A run of records:
++++++

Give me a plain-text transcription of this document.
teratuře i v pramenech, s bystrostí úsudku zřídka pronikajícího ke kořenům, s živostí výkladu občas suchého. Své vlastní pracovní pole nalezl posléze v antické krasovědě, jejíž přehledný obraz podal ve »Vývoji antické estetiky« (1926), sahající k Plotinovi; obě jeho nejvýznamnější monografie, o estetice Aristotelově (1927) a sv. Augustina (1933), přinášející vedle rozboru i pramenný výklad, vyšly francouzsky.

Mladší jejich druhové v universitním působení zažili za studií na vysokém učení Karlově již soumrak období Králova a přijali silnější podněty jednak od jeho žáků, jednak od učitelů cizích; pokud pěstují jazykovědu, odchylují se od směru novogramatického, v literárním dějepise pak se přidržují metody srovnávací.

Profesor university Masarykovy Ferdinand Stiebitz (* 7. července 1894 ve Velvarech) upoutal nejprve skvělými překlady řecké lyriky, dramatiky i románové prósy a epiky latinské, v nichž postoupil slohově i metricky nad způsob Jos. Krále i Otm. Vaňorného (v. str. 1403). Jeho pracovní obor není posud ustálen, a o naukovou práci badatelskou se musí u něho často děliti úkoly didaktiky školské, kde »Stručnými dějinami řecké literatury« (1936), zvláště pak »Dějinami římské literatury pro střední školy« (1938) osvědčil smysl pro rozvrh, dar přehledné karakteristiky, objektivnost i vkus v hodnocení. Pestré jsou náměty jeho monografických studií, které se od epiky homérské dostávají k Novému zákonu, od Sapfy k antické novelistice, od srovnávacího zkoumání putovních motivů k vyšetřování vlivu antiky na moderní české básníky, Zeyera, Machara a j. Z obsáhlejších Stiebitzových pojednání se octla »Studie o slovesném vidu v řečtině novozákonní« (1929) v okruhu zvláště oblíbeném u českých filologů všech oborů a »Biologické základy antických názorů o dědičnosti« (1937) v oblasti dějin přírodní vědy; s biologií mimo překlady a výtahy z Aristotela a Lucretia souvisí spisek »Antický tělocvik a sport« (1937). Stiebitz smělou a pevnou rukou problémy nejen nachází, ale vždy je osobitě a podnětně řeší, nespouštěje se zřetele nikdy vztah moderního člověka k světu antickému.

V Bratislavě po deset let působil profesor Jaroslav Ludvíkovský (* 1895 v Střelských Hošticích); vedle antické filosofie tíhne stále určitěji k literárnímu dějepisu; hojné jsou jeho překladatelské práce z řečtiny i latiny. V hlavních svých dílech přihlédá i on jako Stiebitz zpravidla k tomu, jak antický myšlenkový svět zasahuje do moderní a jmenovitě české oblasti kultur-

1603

++++++

▶ **Requirements**: Write out the entries above word for word.

▶ **Correct answer**:
Give me a plain-text transcription of this document.
teratuře i v pramenech, s bystrostí úsudku zřídka pronikajícího ke kořenům, s živostí výkladu občas suchého. Své vlastní pracovní pole nalezl posléze v antické krasovědě, jejíž přehledný obraz podal ve »Vývoji antické estetiky« (1926), sahající k Plotinovi; obě jeho nejvýznamnější monografie, o estetice Aristotelově (1927) a sv. Augustina (1933), přinášející vedle rozboru i pramenný výklad, vyšly francouzsky.

Mladší jejich druhové v universitním působení zažili za studií na vysokém učení Karlově již soumrak období Králova a přijali silnější podněty jednak od jeho žáků, jednak od učitelů cizích; pokud pěstují jazykovědu, odchylují se od směru novogramatického, v literárním dějepise pak se přidržují metody srovnávací.

Profesor university Masarykovy Ferdinand Stiebitz (* 7. července 1894 ve Velvarech) upoutal nejprve skvělými překlady řecké lyriky, dramatiky i románové prósy a epiky latinské, v nichž postoupil slohově i metricky nad způsob Jos. Krále i Otm. Vaňorného (v. str. 1403). Jeho pracovní obor není posud ustálen, a o naukovou práci badatelskou se musí u něho často děliti úkoly didaktiky školské, kde »Stručnými dějinami řecké literatury« (1936), zvláště pak »Dějinami římské literatury pro střední školy« (1938) osvědčil smysl pro rozvrh, dar přehledné karakteristiky, objektivnost i vkus v hodnocení. Pestré jsou náměty jeho monografických studií, které se od epiky homérské dostávají k Novému zákonu, od Sapfy k antické novelistice, od srovnávacího zkoumání putovních motivů k vyšetřování vlivu antiky na moderní české básníky, Zeyera, Machara a j. Z obsáhlejších Stiebitzových pojednání se octla »Studie o slovesném vidu v řečtině novozákonní« (1929) v okruhu zvláště oblíbeném u českých filologů všech oborů a »Biologické základy antických názorů o dědičnosti« (1937) v oblasti dějin přírodní vědy; s biologií mimo překlady a výtahy z Aristotela a Lucretia souvisí spisek »Antický tělocvik a sport« (1937). Stiebitz smělou a pevnou rukou problémy nejen nachází, ale vždy je osobitě a podnětně řeší, nespouštěje se zřetele nikdy vztah moderního člověka k světu antickému.

V Bratislavě po deset let působil profesor Jaroslav Ludvíkovský (* 1895 v Střelských Hošticích); vedle antické filosofie tíhne stále určitěji k literárnímu dějepisu; hojné jsou jeho překladatelské práce z řečtiny i latiny. V hlavních svých dílech přihlédá i on jako Stiebitz zpravidla k tomu, jak antický myšlenkový svět zasahuje do moderní a jmenovitě české oblasti kultur-

1603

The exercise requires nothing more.